Figure contents as structured data
===============

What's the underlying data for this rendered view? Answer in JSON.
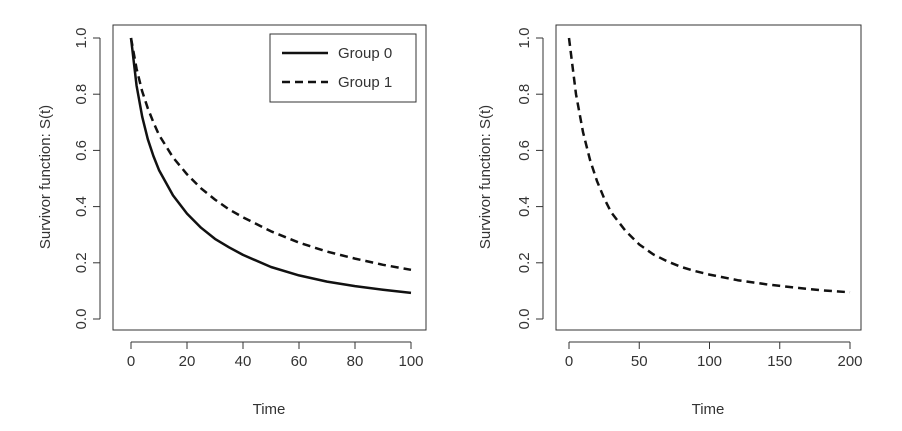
{
  "chart_data": [
    {
      "type": "line",
      "xlabel": "Time",
      "ylabel": "Survivor function: S(t)",
      "xlim": [
        0,
        100
      ],
      "ylim": [
        0,
        1
      ],
      "x_ticks": [
        "0",
        "20",
        "40",
        "60",
        "80",
        "100"
      ],
      "y_ticks": [
        "0.0",
        "0.2",
        "0.4",
        "0.6",
        "0.8",
        "1.0"
      ],
      "legend_position": "top-right",
      "grid": false,
      "series": [
        {
          "name": "Group 0",
          "style": "solid",
          "x": [
            0,
            2,
            4,
            6,
            8,
            10,
            15,
            20,
            25,
            30,
            35,
            40,
            50,
            60,
            70,
            80,
            90,
            100
          ],
          "y": [
            1.0,
            0.83,
            0.72,
            0.64,
            0.58,
            0.53,
            0.44,
            0.375,
            0.325,
            0.285,
            0.255,
            0.228,
            0.185,
            0.155,
            0.133,
            0.117,
            0.104,
            0.093
          ]
        },
        {
          "name": "Group 1",
          "style": "dashed",
          "x": [
            0,
            2,
            4,
            6,
            8,
            10,
            15,
            20,
            25,
            30,
            35,
            40,
            50,
            60,
            70,
            80,
            90,
            100
          ],
          "y": [
            1.0,
            0.89,
            0.81,
            0.75,
            0.7,
            0.655,
            0.575,
            0.515,
            0.465,
            0.425,
            0.39,
            0.362,
            0.312,
            0.272,
            0.24,
            0.215,
            0.193,
            0.175
          ]
        }
      ]
    },
    {
      "type": "line",
      "xlabel": "Time",
      "ylabel": "Survivor function: S(t)",
      "xlim": [
        0,
        200
      ],
      "ylim": [
        0,
        1
      ],
      "x_ticks": [
        "0",
        "50",
        "100",
        "150",
        "200"
      ],
      "y_ticks": [
        "0.0",
        "0.2",
        "0.4",
        "0.6",
        "0.8",
        "1.0"
      ],
      "grid": false,
      "series": [
        {
          "style": "dashed",
          "x": [
            0,
            5,
            10,
            15,
            20,
            25,
            30,
            40,
            50,
            60,
            70,
            80,
            90,
            100,
            120,
            140,
            160,
            180,
            200
          ],
          "y": [
            1.0,
            0.8,
            0.665,
            0.565,
            0.49,
            0.43,
            0.38,
            0.315,
            0.265,
            0.23,
            0.205,
            0.185,
            0.17,
            0.158,
            0.138,
            0.124,
            0.112,
            0.102,
            0.095
          ]
        }
      ]
    }
  ]
}
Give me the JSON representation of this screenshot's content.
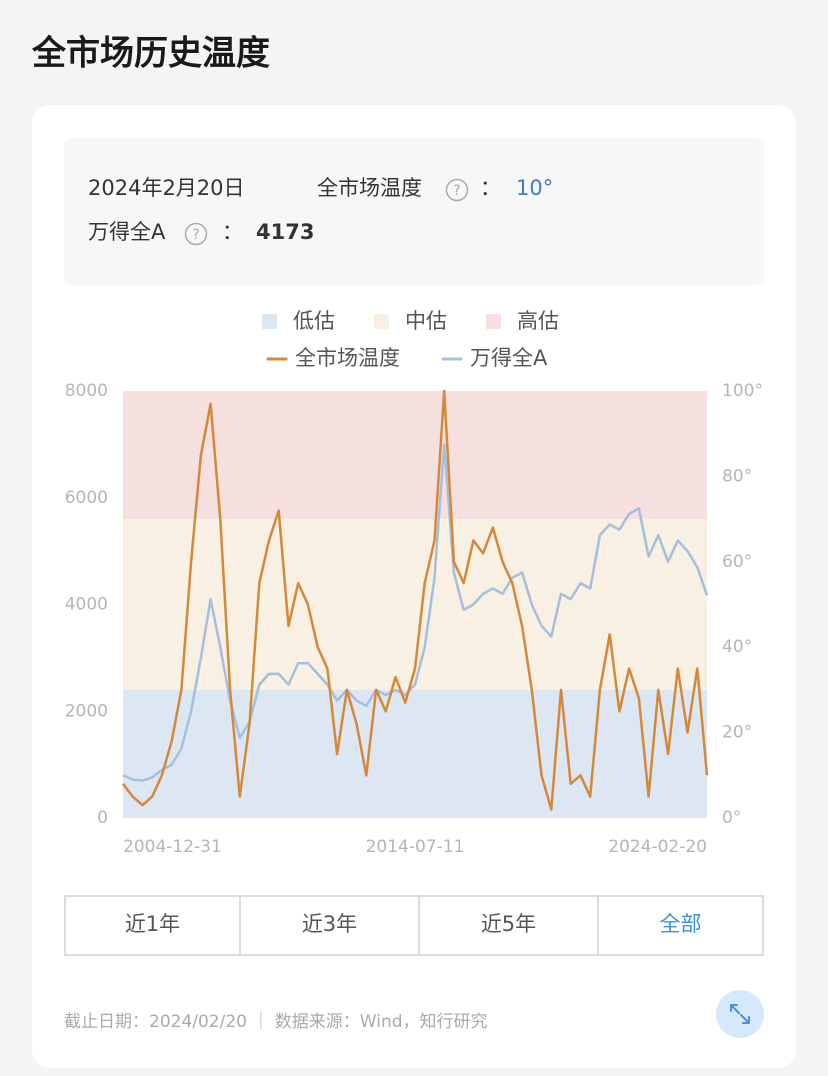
{
  "header": {
    "title": "全市场历史温度"
  },
  "info": {
    "date": "2024年2月20日",
    "temp_label": "全市场温度",
    "help_icon": "?",
    "colon": "：",
    "temp_value": "10°",
    "index_label": "万得全A",
    "index_value": "4173"
  },
  "chart_data": {
    "type": "line",
    "categories": [
      "2004-12-31",
      null,
      null,
      null,
      null,
      null,
      null,
      null,
      null,
      null,
      null,
      null,
      null,
      null,
      null,
      null,
      null,
      null,
      null,
      null,
      null,
      null,
      null,
      null,
      null,
      null,
      null,
      null,
      null,
      null,
      "2014-07-11",
      null,
      null,
      null,
      null,
      null,
      null,
      null,
      null,
      null,
      null,
      null,
      null,
      null,
      null,
      null,
      null,
      null,
      null,
      null,
      null,
      null,
      null,
      null,
      null,
      null,
      null,
      null,
      null,
      null,
      "2024-02-20"
    ],
    "bands": [
      {
        "name": "低估",
        "color": "#dde7f3",
        "range": [
          0,
          30
        ]
      },
      {
        "name": "中估",
        "color": "#f8f0e3",
        "range": [
          30,
          70
        ]
      },
      {
        "name": "高估",
        "color": "#f5dfdf",
        "range": [
          70,
          100
        ]
      }
    ],
    "series": [
      {
        "name": "全市场温度",
        "color": "#d4883a",
        "axis": "y2",
        "values": [
          8,
          5,
          3,
          5,
          10,
          18,
          30,
          60,
          85,
          97,
          70,
          30,
          5,
          22,
          55,
          65,
          72,
          45,
          55,
          50,
          40,
          35,
          15,
          30,
          22,
          10,
          30,
          25,
          33,
          27,
          35,
          55,
          65,
          100,
          60,
          55,
          65,
          62,
          68,
          60,
          55,
          45,
          30,
          10,
          2,
          30,
          8,
          10,
          5,
          30,
          43,
          25,
          35,
          28,
          5,
          30,
          15,
          35,
          20,
          35,
          10
        ]
      },
      {
        "name": "万得全A",
        "color": "#a5bfdc",
        "values": [
          800,
          720,
          700,
          760,
          900,
          1000,
          1300,
          2000,
          3000,
          4100,
          3200,
          2200,
          1500,
          1800,
          2500,
          2700,
          2700,
          2500,
          2900,
          2900,
          2700,
          2500,
          2200,
          2400,
          2200,
          2100,
          2400,
          2300,
          2400,
          2300,
          2500,
          3200,
          4500,
          7000,
          4600,
          3900,
          4000,
          4200,
          4300,
          4200,
          4500,
          4600,
          4000,
          3600,
          3400,
          4200,
          4100,
          4400,
          4300,
          5300,
          5500,
          5400,
          5700,
          5800,
          4900,
          5300,
          4800,
          5200,
          5000,
          4700,
          4173
        ]
      }
    ],
    "ylim": [
      0,
      8000
    ],
    "yticks": [
      0,
      2000,
      4000,
      6000,
      8000
    ],
    "y2lim": [
      0,
      100
    ],
    "y2ticks": [
      {
        "value": 0,
        "label": "0°"
      },
      {
        "value": 20,
        "label": "20°"
      },
      {
        "value": 40,
        "label": "40°"
      },
      {
        "value": 60,
        "label": "60°"
      },
      {
        "value": 80,
        "label": "80°"
      },
      {
        "value": 100,
        "label": "100°"
      }
    ]
  },
  "range_buttons": {
    "labels": [
      "近1年",
      "近3年",
      "近5年",
      "全部"
    ],
    "active": 3
  },
  "footer": {
    "text": "截止日期：2024/02/20 ｜ 数据来源：Wind，知行研究"
  }
}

===============

* _DIRECTIVE_: Set down the material above as is, without any pictures.

* _CORRECT RESPONSE_:
What's the underlying data for this rendered view? Answer in JSON.
{
  "chart_data": [
    {
      "type": "line",
      "xlabel": "Time",
      "ylabel": "Survivor function: S(t)",
      "xlim": [
        0,
        100
      ],
      "ylim": [
        0,
        1
      ],
      "x_ticks": [
        "0",
        "20",
        "40",
        "60",
        "80",
        "100"
      ],
      "y_ticks": [
        "0.0",
        "0.2",
        "0.4",
        "0.6",
        "0.8",
        "1.0"
      ],
      "legend_position": "top-right",
      "grid": false,
      "series": [
        {
          "name": "Group 0",
          "style": "solid",
          "x": [
            0,
            2,
            4,
            6,
            8,
            10,
            15,
            20,
            25,
            30,
            35,
            40,
            50,
            60,
            70,
            80,
            90,
            100
          ],
          "y": [
            1.0,
            0.83,
            0.72,
            0.64,
            0.58,
            0.53,
            0.44,
            0.375,
            0.325,
            0.285,
            0.255,
            0.228,
            0.185,
            0.155,
            0.133,
            0.117,
            0.104,
            0.093
          ]
        },
        {
          "name": "Group 1",
          "style": "dashed",
          "x": [
            0,
            2,
            4,
            6,
            8,
            10,
            15,
            20,
            25,
            30,
            35,
            40,
            50,
            60,
            70,
            80,
            90,
            100
          ],
          "y": [
            1.0,
            0.89,
            0.81,
            0.75,
            0.7,
            0.655,
            0.575,
            0.515,
            0.465,
            0.425,
            0.39,
            0.362,
            0.312,
            0.272,
            0.24,
            0.215,
            0.193,
            0.175
          ]
        }
      ]
    },
    {
      "type": "line",
      "xlabel": "Time",
      "ylabel": "Survivor function: S(t)",
      "xlim": [
        0,
        200
      ],
      "ylim": [
        0,
        1
      ],
      "x_ticks": [
        "0",
        "50",
        "100",
        "150",
        "200"
      ],
      "y_ticks": [
        "0.0",
        "0.2",
        "0.4",
        "0.6",
        "0.8",
        "1.0"
      ],
      "grid": false,
      "series": [
        {
          "style": "dashed",
          "x": [
            0,
            5,
            10,
            15,
            20,
            25,
            30,
            40,
            50,
            60,
            70,
            80,
            90,
            100,
            120,
            140,
            160,
            180,
            200
          ],
          "y": [
            1.0,
            0.8,
            0.665,
            0.565,
            0.49,
            0.43,
            0.38,
            0.315,
            0.265,
            0.23,
            0.205,
            0.185,
            0.17,
            0.158,
            0.138,
            0.124,
            0.112,
            0.102,
            0.095
          ]
        }
      ]
    }
  ]
}
Give me the JSON representation of this screenshot's content.
{
  "header": {
    "title": "全市场历史温度"
  },
  "info": {
    "date": "2024年2月20日",
    "temp_label": "全市场温度",
    "help_icon": "?",
    "colon": "：",
    "temp_value": "10°",
    "index_label": "万得全A",
    "index_value": "4173"
  },
  "chart_data": {
    "type": "line",
    "categories": [
      "2004-12-31",
      null,
      null,
      null,
      null,
      null,
      null,
      null,
      null,
      null,
      null,
      null,
      null,
      null,
      null,
      null,
      null,
      null,
      null,
      null,
      null,
      null,
      null,
      null,
      null,
      null,
      null,
      null,
      null,
      null,
      "2014-07-11",
      null,
      null,
      null,
      null,
      null,
      null,
      null,
      null,
      null,
      null,
      null,
      null,
      null,
      null,
      null,
      null,
      null,
      null,
      null,
      null,
      null,
      null,
      null,
      null,
      null,
      null,
      null,
      null,
      null,
      "2024-02-20"
    ],
    "bands": [
      {
        "name": "低估",
        "color": "#dde7f3",
        "range": [
          0,
          30
        ]
      },
      {
        "name": "中估",
        "color": "#f8f0e3",
        "range": [
          30,
          70
        ]
      },
      {
        "name": "高估",
        "color": "#f5dfdf",
        "range": [
          70,
          100
        ]
      }
    ],
    "series": [
      {
        "name": "全市场温度",
        "color": "#d4883a",
        "axis": "y2",
        "values": [
          8,
          5,
          3,
          5,
          10,
          18,
          30,
          60,
          85,
          97,
          70,
          30,
          5,
          22,
          55,
          65,
          72,
          45,
          55,
          50,
          40,
          35,
          15,
          30,
          22,
          10,
          30,
          25,
          33,
          27,
          35,
          55,
          65,
          100,
          60,
          55,
          65,
          62,
          68,
          60,
          55,
          45,
          30,
          10,
          2,
          30,
          8,
          10,
          5,
          30,
          43,
          25,
          35,
          28,
          5,
          30,
          15,
          35,
          20,
          35,
          10
        ]
      },
      {
        "name": "万得全A",
        "color": "#a5bfdc",
        "values": [
          800,
          720,
          700,
          760,
          900,
          1000,
          1300,
          2000,
          3000,
          4100,
          3200,
          2200,
          1500,
          1800,
          2500,
          2700,
          2700,
          2500,
          2900,
          2900,
          2700,
          2500,
          2200,
          2400,
          2200,
          2100,
          2400,
          2300,
          2400,
          2300,
          2500,
          3200,
          4500,
          7000,
          4600,
          3900,
          4000,
          4200,
          4300,
          4200,
          4500,
          4600,
          4000,
          3600,
          3400,
          4200,
          4100,
          4400,
          4300,
          5300,
          5500,
          5400,
          5700,
          5800,
          4900,
          5300,
          4800,
          5200,
          5000,
          4700,
          4173
        ]
      }
    ],
    "ylim": [
      0,
      8000
    ],
    "yticks": [
      0,
      2000,
      4000,
      6000,
      8000
    ],
    "y2lim": [
      0,
      100
    ],
    "y2ticks": [
      {
        "value": 0,
        "label": "0°"
      },
      {
        "value": 20,
        "label": "20°"
      },
      {
        "value": 40,
        "label": "40°"
      },
      {
        "value": 60,
        "label": "60°"
      },
      {
        "value": 80,
        "label": "80°"
      },
      {
        "value": 100,
        "label": "100°"
      }
    ]
  },
  "range_buttons": {
    "labels": [
      "近1年",
      "近3年",
      "近5年",
      "全部"
    ],
    "active": 3
  },
  "footer": {
    "text": "截止日期：2024/02/20 ｜ 数据来源：Wind，知行研究"
  }
}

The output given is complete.